» **WHAT IS REQUIRED**:
Copy only what runs from the line containing "Transcribe this image's" through the end of the material below, line for line, with both ends included.

» **RECORDS SHOWN**:
┌────────
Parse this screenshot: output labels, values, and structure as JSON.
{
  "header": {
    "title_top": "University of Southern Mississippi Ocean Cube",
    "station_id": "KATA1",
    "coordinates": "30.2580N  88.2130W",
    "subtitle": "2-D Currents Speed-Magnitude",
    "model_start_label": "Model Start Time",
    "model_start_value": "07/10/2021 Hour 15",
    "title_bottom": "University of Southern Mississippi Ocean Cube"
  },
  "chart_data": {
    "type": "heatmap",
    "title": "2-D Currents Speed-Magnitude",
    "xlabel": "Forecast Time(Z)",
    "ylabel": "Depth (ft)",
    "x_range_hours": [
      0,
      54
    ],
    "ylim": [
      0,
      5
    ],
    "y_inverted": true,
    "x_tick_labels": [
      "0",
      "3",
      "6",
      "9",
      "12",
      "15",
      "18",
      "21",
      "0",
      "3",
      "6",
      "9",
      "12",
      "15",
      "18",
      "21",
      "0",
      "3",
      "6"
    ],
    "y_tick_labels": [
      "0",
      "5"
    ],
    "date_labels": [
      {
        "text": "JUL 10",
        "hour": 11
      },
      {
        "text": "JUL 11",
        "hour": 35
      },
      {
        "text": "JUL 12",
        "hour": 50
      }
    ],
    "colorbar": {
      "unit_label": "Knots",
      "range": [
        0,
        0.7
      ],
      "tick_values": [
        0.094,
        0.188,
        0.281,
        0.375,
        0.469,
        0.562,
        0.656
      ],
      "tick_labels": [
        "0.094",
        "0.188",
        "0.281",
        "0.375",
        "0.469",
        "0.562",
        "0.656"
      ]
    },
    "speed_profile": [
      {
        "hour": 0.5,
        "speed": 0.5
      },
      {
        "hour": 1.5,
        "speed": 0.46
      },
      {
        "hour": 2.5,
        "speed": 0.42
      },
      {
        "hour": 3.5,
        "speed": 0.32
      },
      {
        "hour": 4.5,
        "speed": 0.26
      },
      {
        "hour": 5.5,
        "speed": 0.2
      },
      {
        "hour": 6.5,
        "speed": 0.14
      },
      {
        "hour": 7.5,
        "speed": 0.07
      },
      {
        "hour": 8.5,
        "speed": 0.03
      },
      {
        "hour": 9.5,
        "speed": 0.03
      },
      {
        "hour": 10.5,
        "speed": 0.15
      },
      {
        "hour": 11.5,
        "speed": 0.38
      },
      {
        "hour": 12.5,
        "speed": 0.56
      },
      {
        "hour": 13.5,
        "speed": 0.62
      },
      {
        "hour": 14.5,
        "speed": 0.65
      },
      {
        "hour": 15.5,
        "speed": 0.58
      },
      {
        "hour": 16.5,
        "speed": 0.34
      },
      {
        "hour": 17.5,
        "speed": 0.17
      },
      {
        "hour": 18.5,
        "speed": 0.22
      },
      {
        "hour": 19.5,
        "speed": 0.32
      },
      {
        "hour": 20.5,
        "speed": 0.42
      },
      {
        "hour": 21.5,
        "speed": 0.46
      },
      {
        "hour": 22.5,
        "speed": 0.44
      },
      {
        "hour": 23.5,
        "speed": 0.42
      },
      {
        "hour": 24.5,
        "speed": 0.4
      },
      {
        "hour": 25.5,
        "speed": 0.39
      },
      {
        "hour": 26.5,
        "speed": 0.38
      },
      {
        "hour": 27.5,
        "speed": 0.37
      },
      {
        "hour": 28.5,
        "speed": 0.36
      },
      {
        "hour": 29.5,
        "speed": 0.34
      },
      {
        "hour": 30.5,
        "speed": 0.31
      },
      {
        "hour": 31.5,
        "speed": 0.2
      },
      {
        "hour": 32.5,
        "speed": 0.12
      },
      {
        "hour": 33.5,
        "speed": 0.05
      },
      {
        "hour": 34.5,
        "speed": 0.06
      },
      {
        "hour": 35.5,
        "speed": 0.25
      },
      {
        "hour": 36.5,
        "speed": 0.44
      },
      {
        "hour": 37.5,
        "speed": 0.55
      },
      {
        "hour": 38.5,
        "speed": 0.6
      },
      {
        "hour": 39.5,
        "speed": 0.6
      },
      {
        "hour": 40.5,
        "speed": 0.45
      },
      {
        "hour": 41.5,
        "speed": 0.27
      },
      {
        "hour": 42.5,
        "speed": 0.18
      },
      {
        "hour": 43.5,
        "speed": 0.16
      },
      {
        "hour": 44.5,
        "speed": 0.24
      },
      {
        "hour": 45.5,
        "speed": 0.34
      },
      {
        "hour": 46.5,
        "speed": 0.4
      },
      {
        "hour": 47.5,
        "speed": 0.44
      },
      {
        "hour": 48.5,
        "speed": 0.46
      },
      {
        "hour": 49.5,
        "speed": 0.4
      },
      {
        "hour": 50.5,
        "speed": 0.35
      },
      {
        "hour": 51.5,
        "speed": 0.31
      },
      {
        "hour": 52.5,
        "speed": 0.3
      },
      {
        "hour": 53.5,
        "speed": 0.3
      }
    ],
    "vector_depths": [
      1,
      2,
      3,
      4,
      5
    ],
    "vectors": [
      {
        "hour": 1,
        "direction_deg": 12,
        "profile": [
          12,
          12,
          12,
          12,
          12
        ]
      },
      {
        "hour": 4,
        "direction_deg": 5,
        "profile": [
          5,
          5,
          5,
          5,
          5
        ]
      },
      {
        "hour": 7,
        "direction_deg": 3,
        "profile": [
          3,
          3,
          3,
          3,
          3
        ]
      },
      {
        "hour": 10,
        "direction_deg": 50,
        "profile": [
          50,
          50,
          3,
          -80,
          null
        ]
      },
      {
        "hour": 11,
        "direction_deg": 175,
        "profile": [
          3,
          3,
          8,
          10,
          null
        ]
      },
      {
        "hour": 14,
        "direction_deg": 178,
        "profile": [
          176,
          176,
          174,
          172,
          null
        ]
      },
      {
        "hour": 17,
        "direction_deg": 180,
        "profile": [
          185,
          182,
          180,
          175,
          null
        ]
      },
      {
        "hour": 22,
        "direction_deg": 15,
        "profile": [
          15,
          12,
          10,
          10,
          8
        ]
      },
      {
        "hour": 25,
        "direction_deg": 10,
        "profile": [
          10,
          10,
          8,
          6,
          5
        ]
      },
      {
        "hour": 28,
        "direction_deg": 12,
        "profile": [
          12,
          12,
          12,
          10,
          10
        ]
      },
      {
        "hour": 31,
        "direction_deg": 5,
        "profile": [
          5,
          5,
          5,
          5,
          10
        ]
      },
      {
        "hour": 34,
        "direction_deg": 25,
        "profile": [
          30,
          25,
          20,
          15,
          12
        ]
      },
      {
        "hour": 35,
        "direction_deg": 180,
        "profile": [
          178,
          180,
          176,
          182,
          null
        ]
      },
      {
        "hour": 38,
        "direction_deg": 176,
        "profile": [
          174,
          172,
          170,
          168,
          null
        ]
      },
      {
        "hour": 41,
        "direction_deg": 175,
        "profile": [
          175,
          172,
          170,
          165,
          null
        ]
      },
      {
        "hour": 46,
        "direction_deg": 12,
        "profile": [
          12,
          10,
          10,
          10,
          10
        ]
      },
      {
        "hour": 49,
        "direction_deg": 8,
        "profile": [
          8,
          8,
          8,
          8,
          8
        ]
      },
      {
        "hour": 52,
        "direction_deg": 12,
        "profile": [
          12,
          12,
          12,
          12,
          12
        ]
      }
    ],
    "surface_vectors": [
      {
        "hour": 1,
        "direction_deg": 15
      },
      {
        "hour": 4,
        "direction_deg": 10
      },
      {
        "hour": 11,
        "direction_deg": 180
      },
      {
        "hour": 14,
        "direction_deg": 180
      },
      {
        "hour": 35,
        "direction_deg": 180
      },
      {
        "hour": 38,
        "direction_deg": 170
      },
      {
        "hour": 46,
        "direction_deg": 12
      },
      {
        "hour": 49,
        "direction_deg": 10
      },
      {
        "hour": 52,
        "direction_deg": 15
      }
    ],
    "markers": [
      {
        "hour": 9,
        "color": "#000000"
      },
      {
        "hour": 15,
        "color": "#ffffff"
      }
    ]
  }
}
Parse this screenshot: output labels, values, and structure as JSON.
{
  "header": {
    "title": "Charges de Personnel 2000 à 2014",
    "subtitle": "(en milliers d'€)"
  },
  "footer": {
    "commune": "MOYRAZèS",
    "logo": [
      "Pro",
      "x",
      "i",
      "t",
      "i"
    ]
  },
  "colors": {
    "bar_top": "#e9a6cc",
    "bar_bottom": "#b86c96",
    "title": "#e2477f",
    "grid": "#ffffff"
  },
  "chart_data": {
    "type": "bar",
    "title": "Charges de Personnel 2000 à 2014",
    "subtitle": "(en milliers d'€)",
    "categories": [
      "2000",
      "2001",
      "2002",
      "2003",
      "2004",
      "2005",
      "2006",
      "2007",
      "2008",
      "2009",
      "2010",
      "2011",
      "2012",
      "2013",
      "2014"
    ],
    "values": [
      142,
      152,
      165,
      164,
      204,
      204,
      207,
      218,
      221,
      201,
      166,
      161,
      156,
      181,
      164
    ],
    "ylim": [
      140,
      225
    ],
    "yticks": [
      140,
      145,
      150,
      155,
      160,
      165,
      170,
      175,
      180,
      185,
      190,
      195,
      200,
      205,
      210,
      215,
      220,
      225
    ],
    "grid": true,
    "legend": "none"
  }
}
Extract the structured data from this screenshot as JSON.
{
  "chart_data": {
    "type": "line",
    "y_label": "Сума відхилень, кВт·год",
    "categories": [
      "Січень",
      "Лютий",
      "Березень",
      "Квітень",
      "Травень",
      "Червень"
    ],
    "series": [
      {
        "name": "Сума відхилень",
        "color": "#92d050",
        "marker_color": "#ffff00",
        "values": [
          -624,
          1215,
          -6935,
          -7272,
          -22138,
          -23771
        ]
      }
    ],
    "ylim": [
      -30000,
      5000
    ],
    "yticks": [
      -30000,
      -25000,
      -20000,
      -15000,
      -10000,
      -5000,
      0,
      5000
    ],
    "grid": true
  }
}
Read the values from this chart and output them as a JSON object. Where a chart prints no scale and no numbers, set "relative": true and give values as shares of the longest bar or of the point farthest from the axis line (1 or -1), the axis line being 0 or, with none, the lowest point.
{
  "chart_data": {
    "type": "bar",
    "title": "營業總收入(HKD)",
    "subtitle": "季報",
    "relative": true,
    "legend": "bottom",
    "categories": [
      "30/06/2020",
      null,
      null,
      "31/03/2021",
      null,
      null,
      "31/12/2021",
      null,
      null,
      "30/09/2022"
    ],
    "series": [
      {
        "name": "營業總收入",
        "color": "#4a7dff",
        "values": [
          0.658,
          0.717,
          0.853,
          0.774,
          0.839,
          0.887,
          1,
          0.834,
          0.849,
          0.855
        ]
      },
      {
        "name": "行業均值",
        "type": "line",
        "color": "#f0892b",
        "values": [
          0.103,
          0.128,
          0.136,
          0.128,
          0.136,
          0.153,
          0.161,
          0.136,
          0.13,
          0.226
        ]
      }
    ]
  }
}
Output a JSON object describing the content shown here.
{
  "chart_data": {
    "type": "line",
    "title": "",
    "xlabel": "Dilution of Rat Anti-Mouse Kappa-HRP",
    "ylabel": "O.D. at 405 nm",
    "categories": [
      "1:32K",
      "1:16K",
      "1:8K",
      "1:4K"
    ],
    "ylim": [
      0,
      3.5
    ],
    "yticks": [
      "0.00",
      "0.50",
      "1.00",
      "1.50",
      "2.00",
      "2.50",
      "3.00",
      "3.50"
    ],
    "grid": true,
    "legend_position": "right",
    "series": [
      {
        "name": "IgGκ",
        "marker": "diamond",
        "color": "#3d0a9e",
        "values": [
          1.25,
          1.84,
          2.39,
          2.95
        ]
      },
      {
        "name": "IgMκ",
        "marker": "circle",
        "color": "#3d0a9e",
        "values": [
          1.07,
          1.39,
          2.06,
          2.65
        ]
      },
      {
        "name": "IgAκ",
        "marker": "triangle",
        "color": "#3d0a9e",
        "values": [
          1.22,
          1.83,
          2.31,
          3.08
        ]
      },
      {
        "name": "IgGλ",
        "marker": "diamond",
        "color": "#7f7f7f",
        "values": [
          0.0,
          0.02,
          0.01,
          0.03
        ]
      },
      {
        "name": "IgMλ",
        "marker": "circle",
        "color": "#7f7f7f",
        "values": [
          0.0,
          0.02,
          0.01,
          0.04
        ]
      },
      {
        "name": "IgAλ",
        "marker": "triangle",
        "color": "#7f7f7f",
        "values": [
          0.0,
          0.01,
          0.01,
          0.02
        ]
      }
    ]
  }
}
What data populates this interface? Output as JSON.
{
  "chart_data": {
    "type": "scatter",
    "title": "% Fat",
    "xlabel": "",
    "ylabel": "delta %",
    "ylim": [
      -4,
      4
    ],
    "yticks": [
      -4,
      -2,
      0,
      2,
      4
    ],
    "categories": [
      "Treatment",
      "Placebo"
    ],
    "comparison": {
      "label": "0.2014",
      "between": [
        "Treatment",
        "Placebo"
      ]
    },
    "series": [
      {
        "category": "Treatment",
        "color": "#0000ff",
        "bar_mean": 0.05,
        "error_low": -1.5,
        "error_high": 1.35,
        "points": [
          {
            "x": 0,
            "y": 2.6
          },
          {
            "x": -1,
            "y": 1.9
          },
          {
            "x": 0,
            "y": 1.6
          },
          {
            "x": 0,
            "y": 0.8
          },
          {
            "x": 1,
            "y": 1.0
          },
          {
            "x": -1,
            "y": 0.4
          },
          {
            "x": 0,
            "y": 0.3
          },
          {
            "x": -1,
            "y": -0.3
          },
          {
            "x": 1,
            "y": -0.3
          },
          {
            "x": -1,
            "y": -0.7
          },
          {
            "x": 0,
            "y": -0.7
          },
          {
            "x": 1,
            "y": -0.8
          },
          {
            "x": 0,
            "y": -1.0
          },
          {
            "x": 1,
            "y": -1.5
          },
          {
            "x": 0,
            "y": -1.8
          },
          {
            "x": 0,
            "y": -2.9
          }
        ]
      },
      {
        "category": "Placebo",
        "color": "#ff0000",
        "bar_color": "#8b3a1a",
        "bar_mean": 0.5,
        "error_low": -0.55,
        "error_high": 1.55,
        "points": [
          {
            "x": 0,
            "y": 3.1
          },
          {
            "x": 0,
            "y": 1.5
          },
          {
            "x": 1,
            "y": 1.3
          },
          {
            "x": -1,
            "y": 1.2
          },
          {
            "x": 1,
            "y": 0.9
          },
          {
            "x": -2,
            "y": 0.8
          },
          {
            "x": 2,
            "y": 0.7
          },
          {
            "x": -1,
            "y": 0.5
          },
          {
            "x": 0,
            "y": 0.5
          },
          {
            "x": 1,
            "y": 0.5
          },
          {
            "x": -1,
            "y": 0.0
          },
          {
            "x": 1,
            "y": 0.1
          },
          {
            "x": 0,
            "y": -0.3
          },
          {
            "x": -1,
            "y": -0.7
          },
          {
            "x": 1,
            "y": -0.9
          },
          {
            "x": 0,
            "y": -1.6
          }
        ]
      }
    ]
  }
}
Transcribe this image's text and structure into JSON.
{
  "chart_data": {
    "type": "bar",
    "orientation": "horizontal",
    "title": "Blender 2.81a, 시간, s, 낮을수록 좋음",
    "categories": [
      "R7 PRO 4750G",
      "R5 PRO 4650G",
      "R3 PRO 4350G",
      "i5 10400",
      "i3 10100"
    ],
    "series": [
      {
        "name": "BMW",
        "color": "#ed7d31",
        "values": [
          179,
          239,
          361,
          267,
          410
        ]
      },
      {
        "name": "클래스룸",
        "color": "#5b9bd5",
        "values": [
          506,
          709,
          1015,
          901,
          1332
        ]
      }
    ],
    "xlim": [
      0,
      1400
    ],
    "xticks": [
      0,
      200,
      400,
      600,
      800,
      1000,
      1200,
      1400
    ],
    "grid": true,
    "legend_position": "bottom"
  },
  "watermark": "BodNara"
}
└────────
» **REPLY**:
Transcribe this image's text and structure into JSON.
{
  "chart_data": {
    "type": "bar",
    "orientation": "horizontal",
    "title": "Blender 2.81a, 시간, s, 낮을수록 좋음",
    "categories": [
      "R7 PRO 4750G",
      "R5 PRO 4650G",
      "R3 PRO 4350G",
      "i5 10400",
      "i3 10100"
    ],
    "series": [
      {
        "name": "BMW",
        "color": "#ed7d31",
        "values": [
          179,
          239,
          361,
          267,
          410
        ]
      },
      {
        "name": "클래스룸",
        "color": "#5b9bd5",
        "values": [
          506,
          709,
          1015,
          901,
          1332
        ]
      }
    ],
    "xlim": [
      0,
      1400
    ],
    "xticks": [
      0,
      200,
      400,
      600,
      800,
      1000,
      1200,
      1400
    ],
    "grid": true,
    "legend_position": "bottom"
  },
  "watermark": "BodNara"
}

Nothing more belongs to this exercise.